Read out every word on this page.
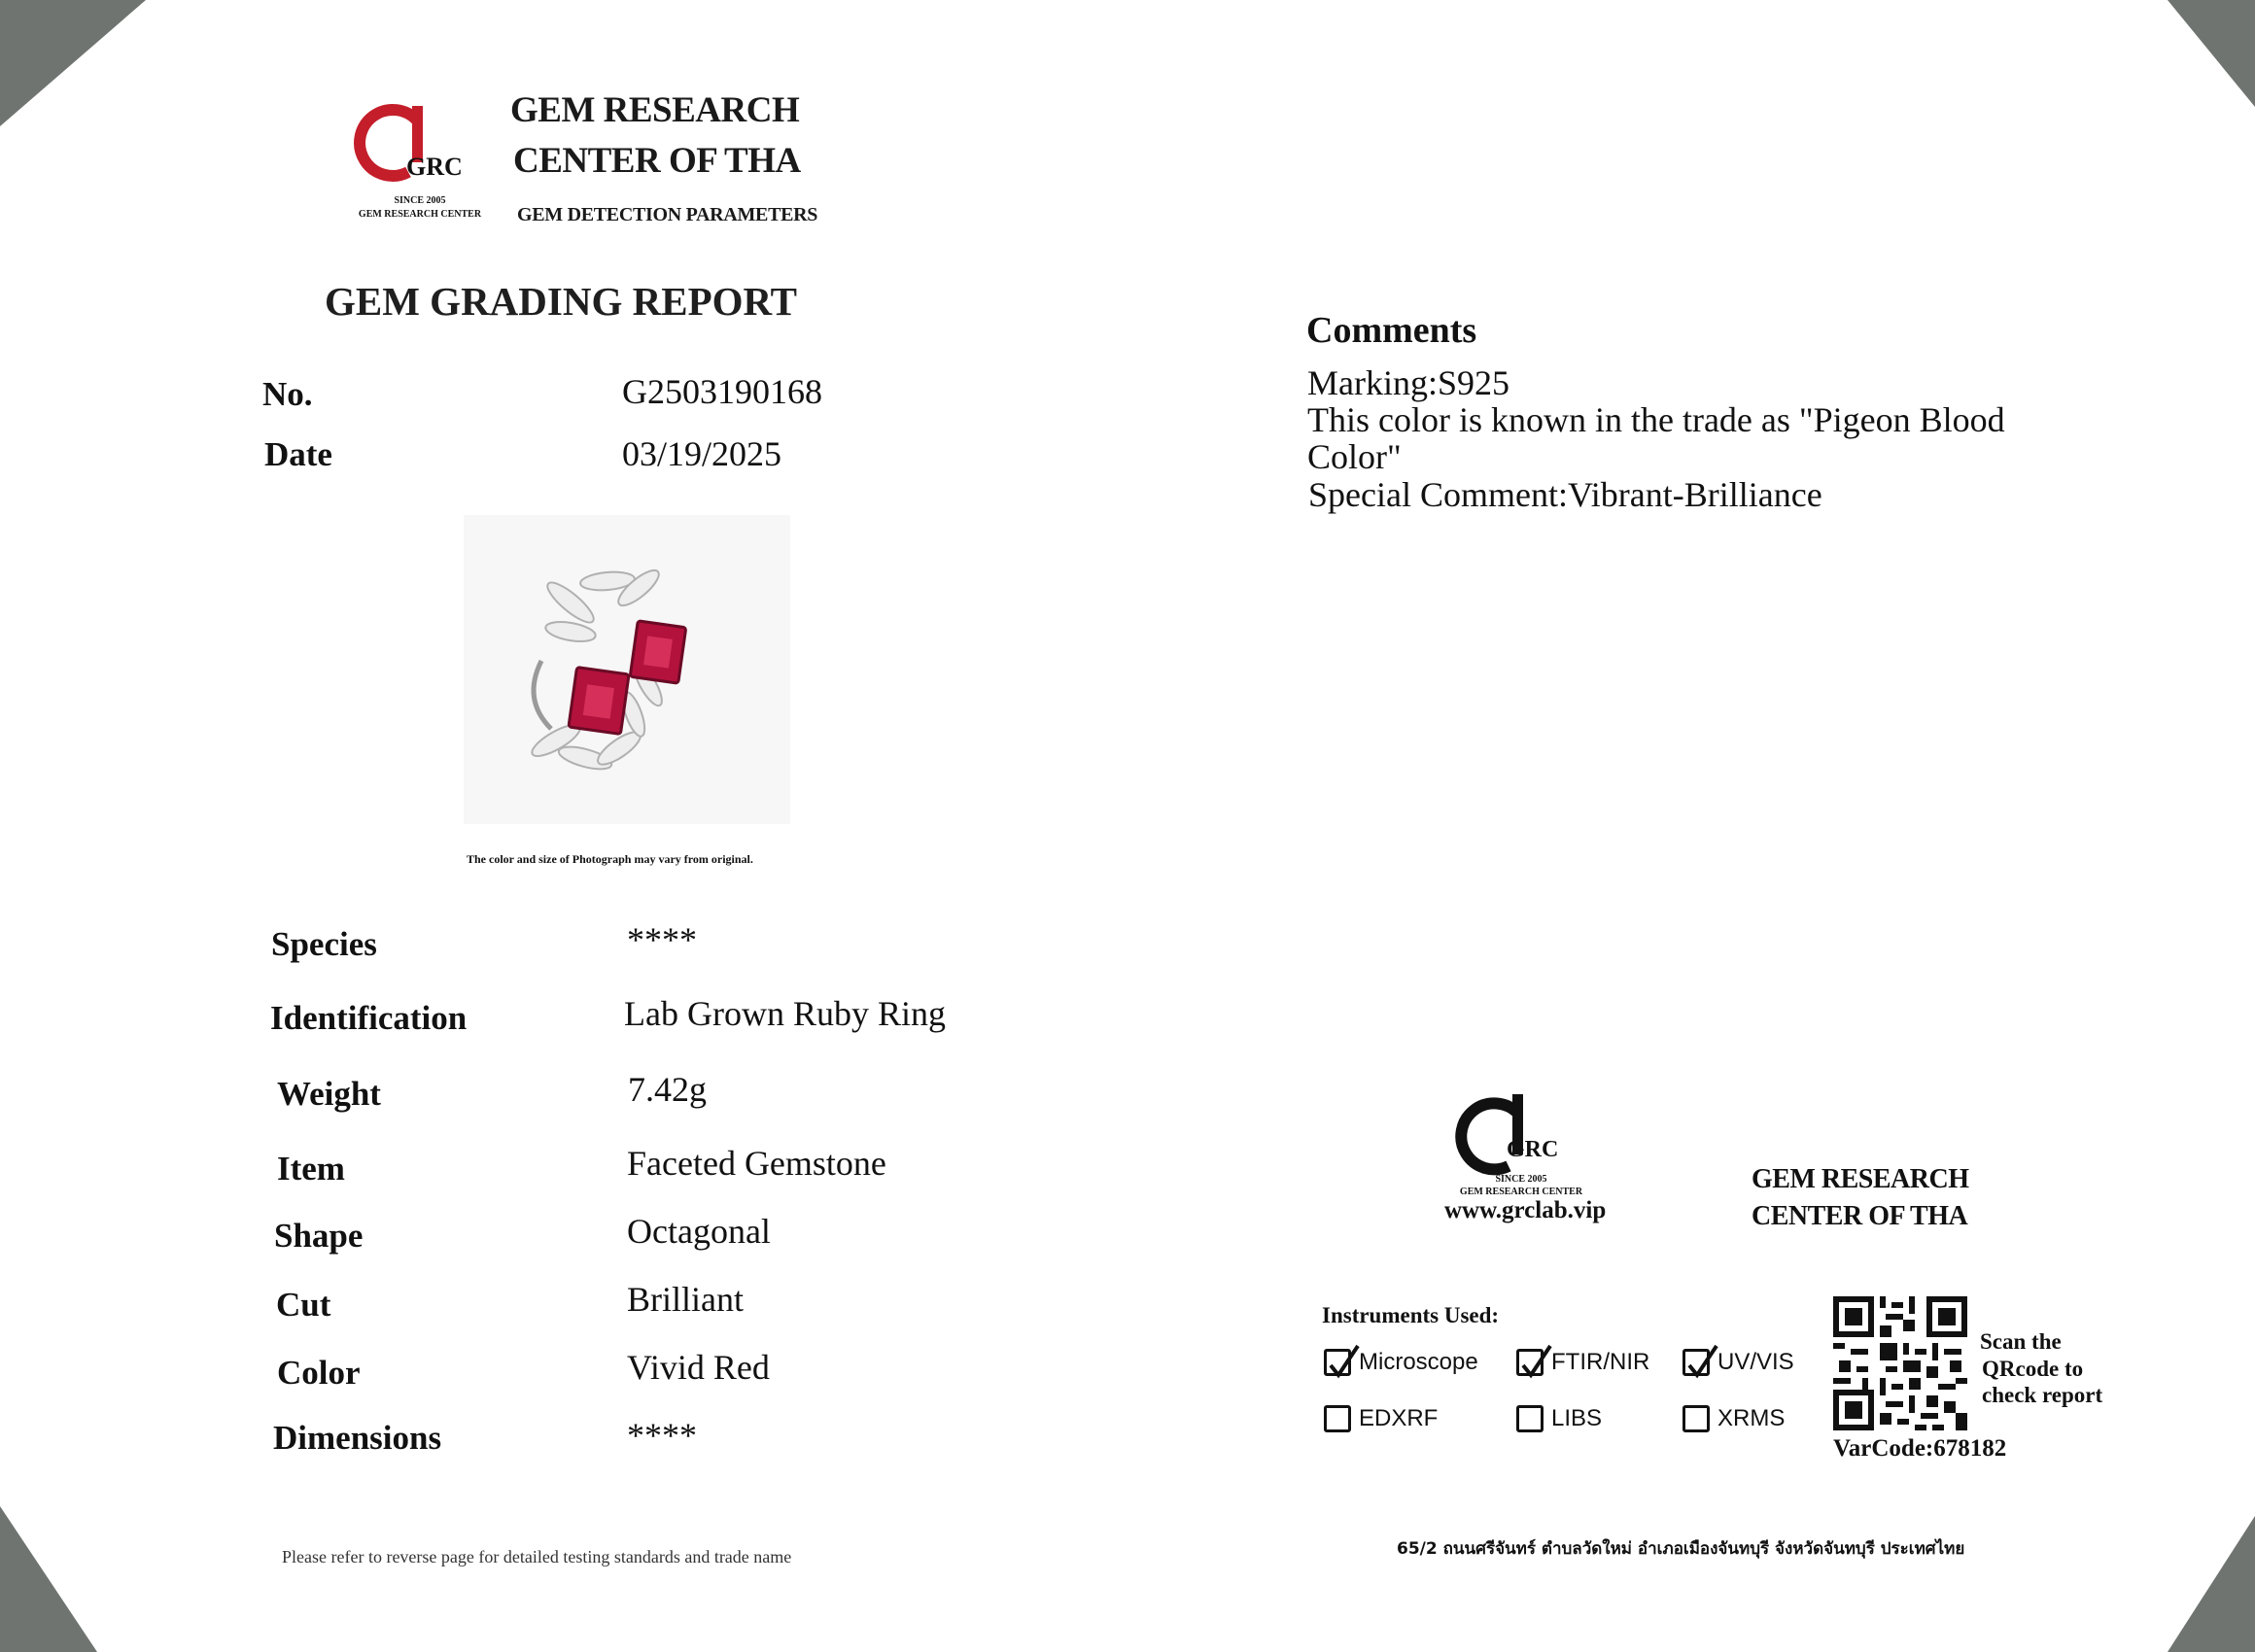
GRC
SINCE 2005
GEM RESEARCH CENTER
GEM RESEARCH
CENTER OF THA
GEM DETECTION PARAMETERS
GEM GRADING REPORT
No.	G2503190168
Date	03/19/2025
The color and size of Photograph may vary from original.
Species	****
Identification	Lab Grown Ruby Ring
Weight	7.42g
Item	Faceted Gemstone
Shape	Octagonal
Cut	Brilliant
Color	Vivid Red
Dimensions	****
Comments
Marking:S925
This color is known in the trade as "Pigeon Blood
Color"
Special Comment:Vibrant-Brilliance
GRC
SINCE 2005
GEM RESEARCH CENTER
www.grclab.vip
GEM RESEARCH
CENTER OF THA
Instruments Used:
Microscope	FTIR/NIR	UV/VIS
EDXRF	LIBS	XRMS
Scan the
QRcode to
check report
VarCode:678182
Please refer to reverse page for detailed testing standards and trade name	65/2 ถนนศรีจันทร์ ตำบลวัดใหม่ อำเภอเมืองจันทบุรี จังหวัดจันทบุรี ประเทศไทย
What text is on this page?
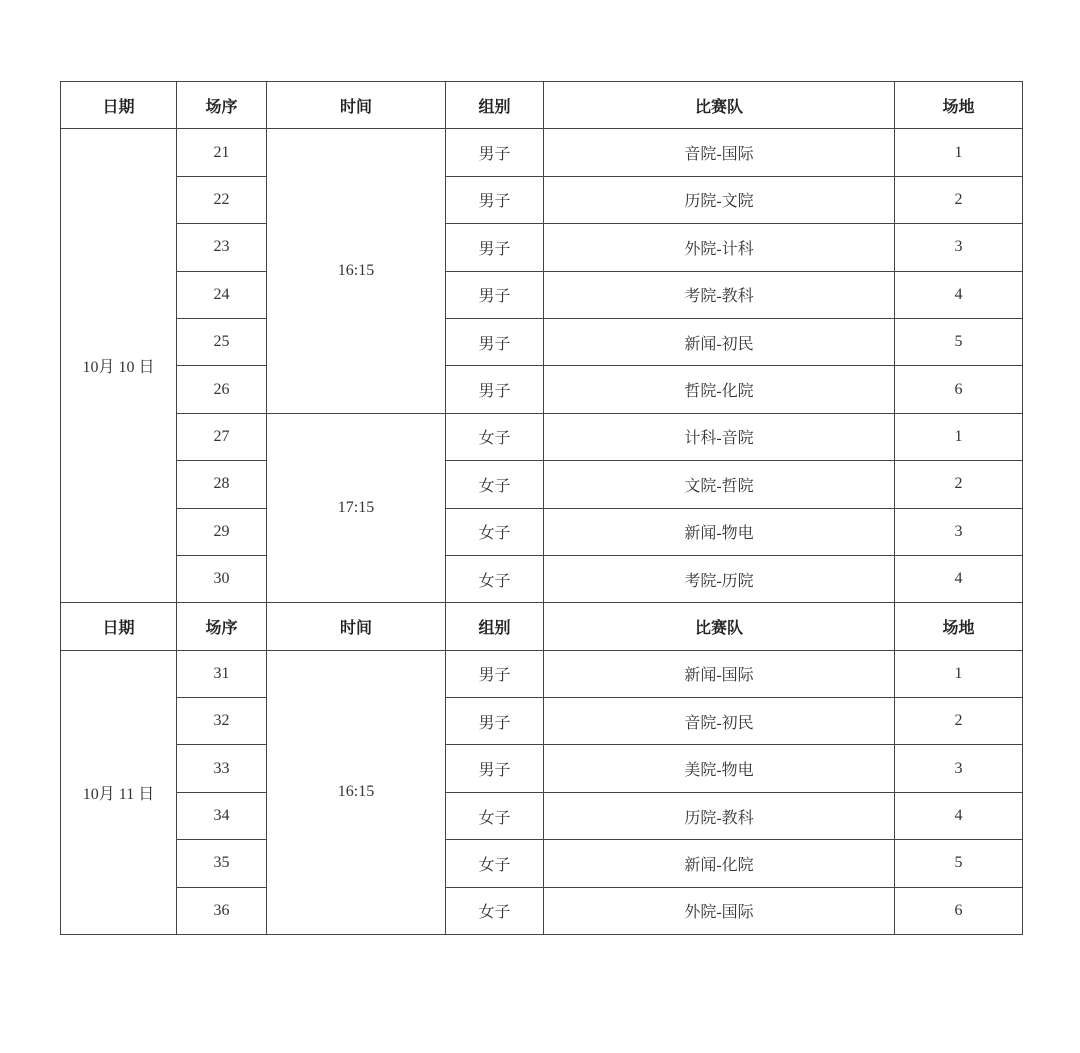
日期	场序	时间	组别	比赛队	场地
10月 10 日	21	16:15	男子	音院-国际	1
	22		男子	历院-文院	2
	23		男子	外院-计科	3
	24		男子	考院-教科	4
	25		男子	新闻-初民	5
	26		男子	哲院-化院	6
	27	17:15	女子	计科-音院	1
	28		女子	文院-哲院	2
	29		女子	新闻-物电	3
	30		女子	考院-历院	4
日期	场序	时间	组别	比赛队	场地
10月 11 日	31	16:15	男子	新闻-国际	1
	32		男子	音院-初民	2
	33		男子	美院-物电	3
	34		女子	历院-教科	4
	35		女子	新闻-化院	5
	36		女子	外院-国际	6
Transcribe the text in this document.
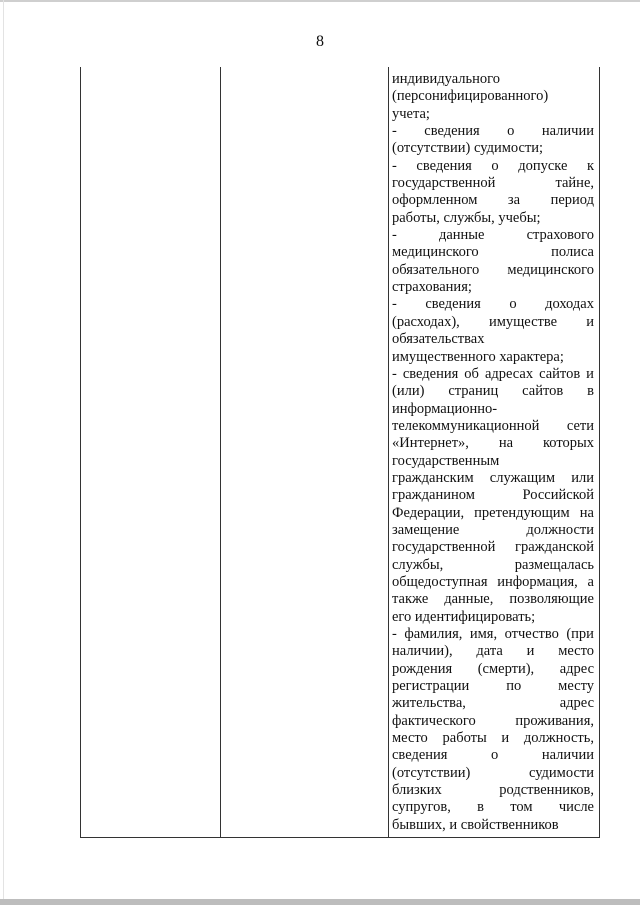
8
индивидуального
(персонифицированного)
учета;
- сведения о наличии
(отсутствии) судимости;
- сведения о допуске к
государственной	тайне,
оформленном за период
работы, службы, учебы;
-	данные	страхового
медицинского	полиса
обязательного медицинского
страхования;
- сведения о доходах
(расходах), имуществе и
обязательствах
имущественного характера;
- сведения об адресах сайтов и
(или) страниц сайтов в
информационно-
телекоммуникационной сети
«Интернет», на которых
государственным
гражданским служащим или
гражданином	Российской
Федерации, претендующим на
замещение	должности
государственной гражданской
службы,	размещалась
общедоступная информация, а
также данные, позволяющие
его идентифицировать;
- фамилия, имя, отчество (при
наличии), дата и место
рождения (смерти), адрес
регистрации	по	месту
жительства,	адрес
фактического	проживания,
место работы и должность,
сведения	о	наличии
(отсутствии)	судимости
близких	родственников,
супругов, в том числе
бывших, и свойственников
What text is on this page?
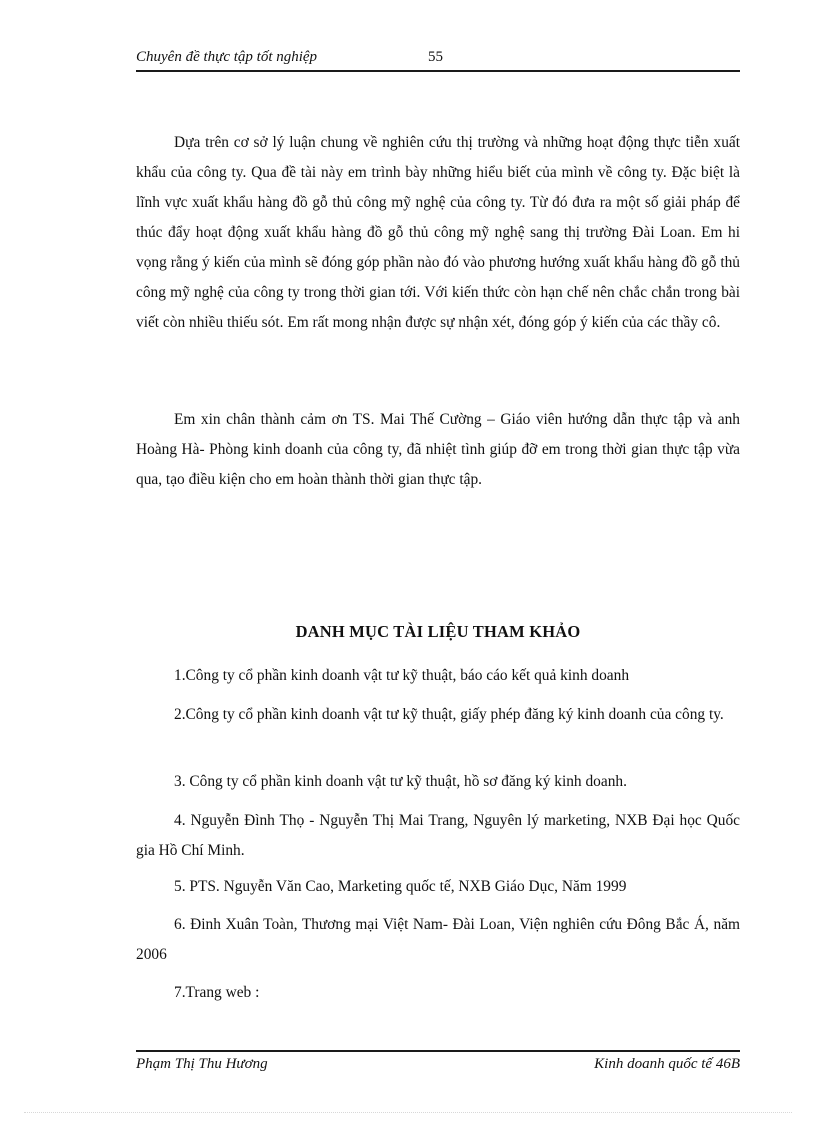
Chuyên đề thực tập tốt nghiệp	55

Dựa trên cơ sở lý luận chung về nghiên cứu thị trường và những hoạt động thực tiễn xuất khẩu của công ty. Qua đề tài này em trình bày những hiểu biết của mình về công ty. Đặc biệt là lĩnh vực xuất khẩu hàng đồ gỗ thủ công mỹ nghệ của công ty. Từ đó đưa ra một số giải pháp để thúc đẩy hoạt động xuất khẩu hàng đồ gỗ thủ công mỹ nghệ sang thị trường Đài Loan. Em hi vọng rằng ý kiến của mình sẽ đóng góp phần nào đó vào phương hướng xuất khẩu hàng đồ gỗ thủ công mỹ nghệ của công ty trong thời gian tới. Với kiến thức còn hạn chế nên chắc chắn trong bài viết còn nhiều thiếu sót. Em rất mong nhận được sự nhận xét, đóng góp ý kiến của các thầy cô.

Em xin chân thành cảm ơn TS. Mai Thế Cường – Giáo viên hướng dẫn thực tập và anh Hoàng Hà- Phòng kinh doanh của công ty, đã nhiệt tình giúp đỡ em trong thời gian thực tập vừa qua, tạo điều kiện cho em hoàn thành thời gian thực tập.

DANH MỤC TÀI LIỆU THAM KHẢO

1.Công ty cổ phần kinh doanh vật tư kỹ thuật, báo cáo kết quả kinh doanh

2.Công ty cổ phần kinh doanh vật tư kỹ thuật, giấy phép đăng ký kinh doanh của công ty.

3. Công ty cổ phần kinh doanh vật tư kỹ thuật, hồ sơ đăng ký kinh doanh.

4. Nguyễn Đình Thọ - Nguyễn Thị Mai Trang, Nguyên lý marketing, NXB Đại học Quốc gia Hồ Chí Minh.

5. PTS. Nguyễn Văn Cao, Marketing quốc tế, NXB Giáo Dục, Năm 1999

6. Đinh Xuân Toàn, Thương mại Việt Nam- Đài Loan, Viện nghiên cứu Đông Bắc Á, năm 2006

7.Trang web :

Phạm Thị Thu Hương	Kinh doanh quốc tế 46B
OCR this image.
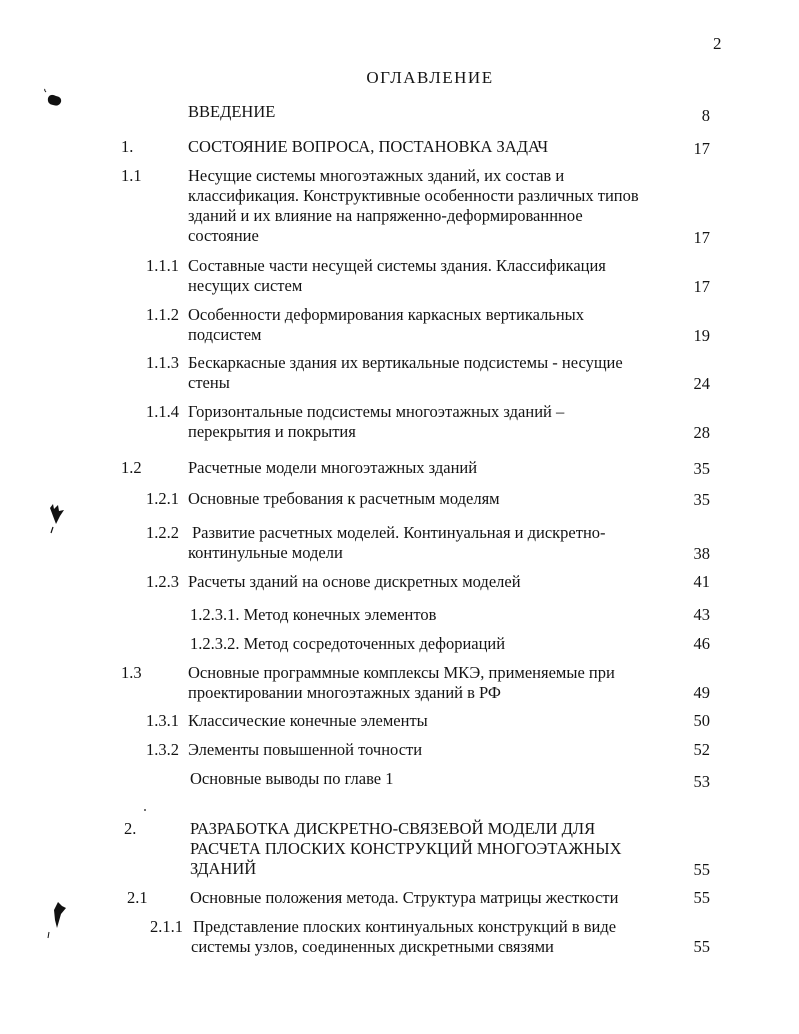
2
ОГЛАВЛЕНИЕ
ВВЕДЕНИЕ	8
1.	СОСТОЯНИЕ ВОПРОСА, ПОСТАНОВКА ЗАДАЧ	17
1.1	Несущие системы многоэтажных зданий, их состав и
классификация. Конструктивные особенности различных типов
зданий и их влияние на напряженно-деформированнное
состояние	17
1.1.1 Составные части несущей системы здания. Классификация
несущих систем	17
1.1.2 Особенности деформирования каркасных вертикальных
подсистем	19
1.1.3 Бескаркасные здания их вертикальные подсистемы - несущие
стены	24
1.1.4 Горизонтальные подсистемы многоэтажных зданий –
перекрытия и покрытия	28
1.2	Расчетные модели многоэтажных зданий	35
1.2.1 Основные требования к расчетным моделям	35
1.2.2 Развитие расчетных моделей. Континуальная и дискретно-
континульные модели	38
1.2.3 Расчеты зданий на основе дискретных моделей	41
1.2.3.1. Метод конечных элементов	43
1.2.3.2. Метод сосредоточенных дефориаций	46
1.3	Основные программные комплексы МКЭ, применяемые при
проектировании многоэтажных зданий в РФ	49
1.3.1 Классические конечные элементы	50
1.3.2 Элементы повышенной точности	52
Основные выводы по главе 1	53
2.	РАЗРАБОТКА ДИСКРЕТНО-СВЯЗЕВОЙ МОДЕЛИ ДЛЯ
РАСЧЕТА ПЛОСКИХ КОНСТРУКЦИЙ МНОГОЭТАЖНЫХ
ЗДАНИЙ	55
2.1	Основные положения метода. Структура матрицы жесткости	55
2.1.1 Представление плоских континуальных конструкций в виде
системы узлов, соединенных дискретными связями	55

» WORK TO COMPLETE
Only the number is wanted: count the lines of the records that hold the word "наличии".

» FULL SOLUTION
3